* **Goal of the exercise**
From the interview on spiritual hierarchy in the Hindu tradition, extract everything from "WD: You are" down to "as the hereafter).", copying it word for word.

* **Supplied text**
....................
GH: I found the section on ‘the dangers of upward mobility’ (including the title), a powerful indication of how central hierarchy is to organizing all the worlds – of mortals, gods, and anything in between. ‘Knowing your place’ seems to operate even when it comes to earning spiritual points. Would you say there is a glass ceiling in place limiting how far a person can go toward achieving sainthood or god/demigod status through penance and prayer? You mention some cautionary tales about those who aspire to spiritual activities above their station? And would you tie this up with the ‘challenge to brahmin monopoly of spiritual power’?
WD: You are certainly right in everything you say about these deeply embedded hierarchies. But here I think we need to distinguish between two very different powerful and ancient and deeply opposed lines of thinking about apparent upward mobility in the Hindu tradition. On the one hand, in most of the classical Sanskrit texts (the ones I mostly write about), texts composed by brahmins, upward mobility is absolutely forbidden, and there are thousands of cautionary tales about non-brahmins who tried in vain to change their caste and class status and were thwarted and subjected to horrendous punishments, on earth and in the hereafter (whatever the text in question regards as the hereafter).
On the other hand, in later texts from the medieval bhakti period, both in Sanskrit and in vernacular texts, we encounter the phenomenon that my old teacher Mircea Eliade once characterized as ‘briser le toit,’ or ‘break open the roof.’ In these texts, people of low caste, even those we now call dalits, and even women(!), perform actions of great self-sacrifice and generosity and are rewarded, by the god or goddess or gods, by translation to heaven or into the world beyond all heavens, or even, in a few texts, transformation into Brahmins in their later rebirths. These mythical stories reflect great social changes that were going on in India at the time, not in Hindu society as a whole, which remained, and remains, staunchly casteist, but in certain large sections of Hindu society, not just in the breakaway groups of followers of gurus or companies of renouncers and holy men (some of whom were influenced by Sufis), but in the minds of a number of Hindus who remained within the bounds of caste society while at the same time beginning to entertain far more liberal ideas about upward mobility.
....................
* **Record excerpts**
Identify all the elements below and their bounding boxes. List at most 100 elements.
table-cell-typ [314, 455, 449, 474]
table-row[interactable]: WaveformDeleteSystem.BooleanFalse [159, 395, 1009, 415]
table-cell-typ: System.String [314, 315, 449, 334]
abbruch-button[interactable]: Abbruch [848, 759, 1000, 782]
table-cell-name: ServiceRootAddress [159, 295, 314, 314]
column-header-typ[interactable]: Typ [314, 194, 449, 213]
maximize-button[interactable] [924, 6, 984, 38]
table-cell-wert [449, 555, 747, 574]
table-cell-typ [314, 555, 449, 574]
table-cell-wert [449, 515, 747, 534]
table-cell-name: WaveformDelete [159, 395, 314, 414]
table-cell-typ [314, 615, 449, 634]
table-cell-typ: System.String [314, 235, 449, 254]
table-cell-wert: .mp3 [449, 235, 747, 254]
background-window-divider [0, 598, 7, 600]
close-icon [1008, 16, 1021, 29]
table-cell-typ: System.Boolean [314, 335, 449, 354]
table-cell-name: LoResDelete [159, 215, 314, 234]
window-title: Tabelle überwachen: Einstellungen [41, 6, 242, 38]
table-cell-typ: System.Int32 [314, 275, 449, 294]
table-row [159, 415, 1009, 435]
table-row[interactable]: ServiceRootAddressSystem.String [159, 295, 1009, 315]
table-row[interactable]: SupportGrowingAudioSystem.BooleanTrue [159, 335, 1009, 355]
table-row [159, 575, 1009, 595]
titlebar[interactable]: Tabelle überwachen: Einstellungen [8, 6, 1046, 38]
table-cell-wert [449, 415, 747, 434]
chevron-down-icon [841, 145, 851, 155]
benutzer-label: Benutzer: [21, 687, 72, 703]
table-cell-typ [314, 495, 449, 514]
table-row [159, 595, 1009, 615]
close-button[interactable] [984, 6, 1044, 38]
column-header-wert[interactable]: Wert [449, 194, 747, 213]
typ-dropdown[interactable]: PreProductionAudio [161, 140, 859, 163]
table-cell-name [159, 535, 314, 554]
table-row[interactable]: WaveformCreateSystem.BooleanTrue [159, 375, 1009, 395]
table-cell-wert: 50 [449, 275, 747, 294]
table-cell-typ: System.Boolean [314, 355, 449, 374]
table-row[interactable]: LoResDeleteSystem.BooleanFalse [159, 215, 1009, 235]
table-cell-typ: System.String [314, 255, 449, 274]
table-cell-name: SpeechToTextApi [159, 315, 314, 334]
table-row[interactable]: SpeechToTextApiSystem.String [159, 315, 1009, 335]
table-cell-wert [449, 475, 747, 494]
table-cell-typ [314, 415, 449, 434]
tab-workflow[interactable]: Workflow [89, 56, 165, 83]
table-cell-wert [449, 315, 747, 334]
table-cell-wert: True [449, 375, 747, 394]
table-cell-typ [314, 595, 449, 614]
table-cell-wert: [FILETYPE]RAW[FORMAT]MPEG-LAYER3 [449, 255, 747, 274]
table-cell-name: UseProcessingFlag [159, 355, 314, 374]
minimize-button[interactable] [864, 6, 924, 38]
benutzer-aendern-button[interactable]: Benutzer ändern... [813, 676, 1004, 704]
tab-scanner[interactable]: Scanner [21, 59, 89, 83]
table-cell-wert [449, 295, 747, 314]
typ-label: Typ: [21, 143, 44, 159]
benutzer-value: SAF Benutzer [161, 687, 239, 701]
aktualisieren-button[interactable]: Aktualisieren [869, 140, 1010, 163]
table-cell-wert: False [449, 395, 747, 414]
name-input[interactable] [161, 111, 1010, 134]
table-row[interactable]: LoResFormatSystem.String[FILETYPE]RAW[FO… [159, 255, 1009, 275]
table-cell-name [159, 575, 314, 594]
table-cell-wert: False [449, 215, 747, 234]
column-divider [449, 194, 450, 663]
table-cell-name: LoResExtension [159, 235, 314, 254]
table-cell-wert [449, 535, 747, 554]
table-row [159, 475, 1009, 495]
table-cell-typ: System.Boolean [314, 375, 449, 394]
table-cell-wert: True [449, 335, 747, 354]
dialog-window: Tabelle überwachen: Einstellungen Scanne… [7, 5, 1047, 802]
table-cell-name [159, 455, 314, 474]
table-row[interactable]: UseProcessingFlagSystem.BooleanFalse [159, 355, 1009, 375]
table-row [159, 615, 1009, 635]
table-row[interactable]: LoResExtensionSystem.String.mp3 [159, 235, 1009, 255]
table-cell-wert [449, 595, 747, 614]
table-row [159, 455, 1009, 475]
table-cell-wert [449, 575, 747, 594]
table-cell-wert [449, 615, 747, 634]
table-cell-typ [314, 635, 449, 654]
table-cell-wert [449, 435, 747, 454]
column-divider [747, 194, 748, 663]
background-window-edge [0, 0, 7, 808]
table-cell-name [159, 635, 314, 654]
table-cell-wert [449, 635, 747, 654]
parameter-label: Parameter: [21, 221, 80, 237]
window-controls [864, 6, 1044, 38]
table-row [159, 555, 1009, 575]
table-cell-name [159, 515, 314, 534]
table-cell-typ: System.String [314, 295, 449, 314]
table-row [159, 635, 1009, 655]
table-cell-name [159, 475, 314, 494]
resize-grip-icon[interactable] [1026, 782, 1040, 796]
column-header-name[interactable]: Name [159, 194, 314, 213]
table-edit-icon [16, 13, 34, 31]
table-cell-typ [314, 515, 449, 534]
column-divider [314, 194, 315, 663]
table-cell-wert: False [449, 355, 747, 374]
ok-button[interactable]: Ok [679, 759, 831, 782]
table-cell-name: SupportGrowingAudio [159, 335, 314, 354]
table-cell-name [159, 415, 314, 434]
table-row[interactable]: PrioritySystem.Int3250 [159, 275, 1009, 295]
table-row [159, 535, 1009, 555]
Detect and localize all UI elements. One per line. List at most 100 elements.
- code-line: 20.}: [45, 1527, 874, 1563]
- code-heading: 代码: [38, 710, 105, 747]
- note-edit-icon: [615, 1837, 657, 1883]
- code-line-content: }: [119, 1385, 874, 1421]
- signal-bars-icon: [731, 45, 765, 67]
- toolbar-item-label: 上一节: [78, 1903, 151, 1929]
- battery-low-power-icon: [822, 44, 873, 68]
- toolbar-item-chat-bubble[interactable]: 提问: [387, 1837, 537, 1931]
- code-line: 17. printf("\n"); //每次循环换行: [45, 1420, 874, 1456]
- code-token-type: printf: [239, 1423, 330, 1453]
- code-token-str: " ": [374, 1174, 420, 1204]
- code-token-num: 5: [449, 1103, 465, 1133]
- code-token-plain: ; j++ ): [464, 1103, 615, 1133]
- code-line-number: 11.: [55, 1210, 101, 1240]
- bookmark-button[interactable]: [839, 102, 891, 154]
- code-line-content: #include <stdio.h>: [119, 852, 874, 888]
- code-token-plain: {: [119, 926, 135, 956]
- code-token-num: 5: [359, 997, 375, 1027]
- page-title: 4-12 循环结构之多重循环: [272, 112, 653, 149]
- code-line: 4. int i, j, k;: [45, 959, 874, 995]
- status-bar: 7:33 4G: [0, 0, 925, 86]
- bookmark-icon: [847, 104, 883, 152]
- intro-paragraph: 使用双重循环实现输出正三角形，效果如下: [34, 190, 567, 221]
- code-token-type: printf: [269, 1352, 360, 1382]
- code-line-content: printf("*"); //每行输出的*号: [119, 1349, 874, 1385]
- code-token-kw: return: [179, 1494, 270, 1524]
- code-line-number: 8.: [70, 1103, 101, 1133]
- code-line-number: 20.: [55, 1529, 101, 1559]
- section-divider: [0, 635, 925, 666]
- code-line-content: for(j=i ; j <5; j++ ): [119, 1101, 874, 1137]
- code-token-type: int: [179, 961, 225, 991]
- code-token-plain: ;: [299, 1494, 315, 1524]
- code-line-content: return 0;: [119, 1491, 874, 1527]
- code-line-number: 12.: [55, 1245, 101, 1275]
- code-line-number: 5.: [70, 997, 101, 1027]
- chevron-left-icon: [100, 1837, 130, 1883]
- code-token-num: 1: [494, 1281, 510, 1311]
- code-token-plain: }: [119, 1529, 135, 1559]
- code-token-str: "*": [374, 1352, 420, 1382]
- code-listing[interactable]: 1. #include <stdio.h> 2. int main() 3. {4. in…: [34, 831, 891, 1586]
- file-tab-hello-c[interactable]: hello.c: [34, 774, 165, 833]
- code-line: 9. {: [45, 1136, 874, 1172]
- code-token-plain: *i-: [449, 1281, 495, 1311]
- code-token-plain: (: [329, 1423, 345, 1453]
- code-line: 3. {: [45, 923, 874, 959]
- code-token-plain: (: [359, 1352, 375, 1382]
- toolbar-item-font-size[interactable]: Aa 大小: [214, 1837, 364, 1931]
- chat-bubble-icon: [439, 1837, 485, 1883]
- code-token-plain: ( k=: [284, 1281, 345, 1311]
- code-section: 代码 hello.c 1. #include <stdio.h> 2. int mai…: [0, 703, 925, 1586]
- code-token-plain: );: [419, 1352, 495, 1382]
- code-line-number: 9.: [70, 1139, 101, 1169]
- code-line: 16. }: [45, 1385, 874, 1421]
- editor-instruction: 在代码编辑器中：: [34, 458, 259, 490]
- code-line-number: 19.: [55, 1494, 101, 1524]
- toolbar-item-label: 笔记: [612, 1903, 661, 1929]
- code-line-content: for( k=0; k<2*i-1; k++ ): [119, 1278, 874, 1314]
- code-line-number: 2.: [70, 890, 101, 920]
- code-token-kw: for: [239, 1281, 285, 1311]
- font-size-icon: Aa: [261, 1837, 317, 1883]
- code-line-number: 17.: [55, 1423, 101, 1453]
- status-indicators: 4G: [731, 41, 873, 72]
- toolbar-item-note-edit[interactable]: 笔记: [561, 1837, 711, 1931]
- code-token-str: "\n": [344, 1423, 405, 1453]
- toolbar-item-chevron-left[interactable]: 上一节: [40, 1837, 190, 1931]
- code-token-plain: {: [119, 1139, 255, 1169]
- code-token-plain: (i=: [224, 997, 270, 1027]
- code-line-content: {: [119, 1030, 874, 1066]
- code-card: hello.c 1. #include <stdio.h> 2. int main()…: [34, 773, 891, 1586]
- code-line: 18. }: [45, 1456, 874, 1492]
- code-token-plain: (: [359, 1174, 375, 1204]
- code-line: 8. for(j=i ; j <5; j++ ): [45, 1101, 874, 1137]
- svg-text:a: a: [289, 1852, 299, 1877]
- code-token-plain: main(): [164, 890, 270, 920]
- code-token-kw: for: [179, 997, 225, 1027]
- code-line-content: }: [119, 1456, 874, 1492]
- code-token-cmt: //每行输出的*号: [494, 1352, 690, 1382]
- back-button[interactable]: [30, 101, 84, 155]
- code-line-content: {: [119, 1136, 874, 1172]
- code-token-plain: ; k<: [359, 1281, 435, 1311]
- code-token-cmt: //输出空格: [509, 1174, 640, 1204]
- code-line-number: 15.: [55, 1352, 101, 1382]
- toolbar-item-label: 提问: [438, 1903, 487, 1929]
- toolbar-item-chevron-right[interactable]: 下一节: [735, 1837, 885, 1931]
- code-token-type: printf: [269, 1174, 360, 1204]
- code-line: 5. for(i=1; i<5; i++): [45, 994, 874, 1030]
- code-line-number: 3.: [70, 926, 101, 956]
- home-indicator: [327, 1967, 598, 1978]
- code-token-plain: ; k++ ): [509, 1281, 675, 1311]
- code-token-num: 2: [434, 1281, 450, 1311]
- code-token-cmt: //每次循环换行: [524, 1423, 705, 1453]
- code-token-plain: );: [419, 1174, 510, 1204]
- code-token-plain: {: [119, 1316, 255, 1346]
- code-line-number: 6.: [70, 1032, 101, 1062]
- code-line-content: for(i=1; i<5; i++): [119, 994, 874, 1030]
....................
* **Task response**
WD: You are certainly right in everything you say about these deeply embedded hierarchies. But here I think we need to distinguish between two very different powerful and ancient and deeply opposed lines of thinking about apparent upward mobility in the Hindu tradition. On the one hand, in most of the classical Sanskrit texts (the ones I mostly write about), texts composed by brahmins, upward mobility is absolutely forbidden, and there are thousands of cautionary tales about non-brahmins who tried in vain to change their caste and class status and were thwarted and subjected to horrendous punishments, on earth and in the hereafter (whatever the text in question regards as the hereafter).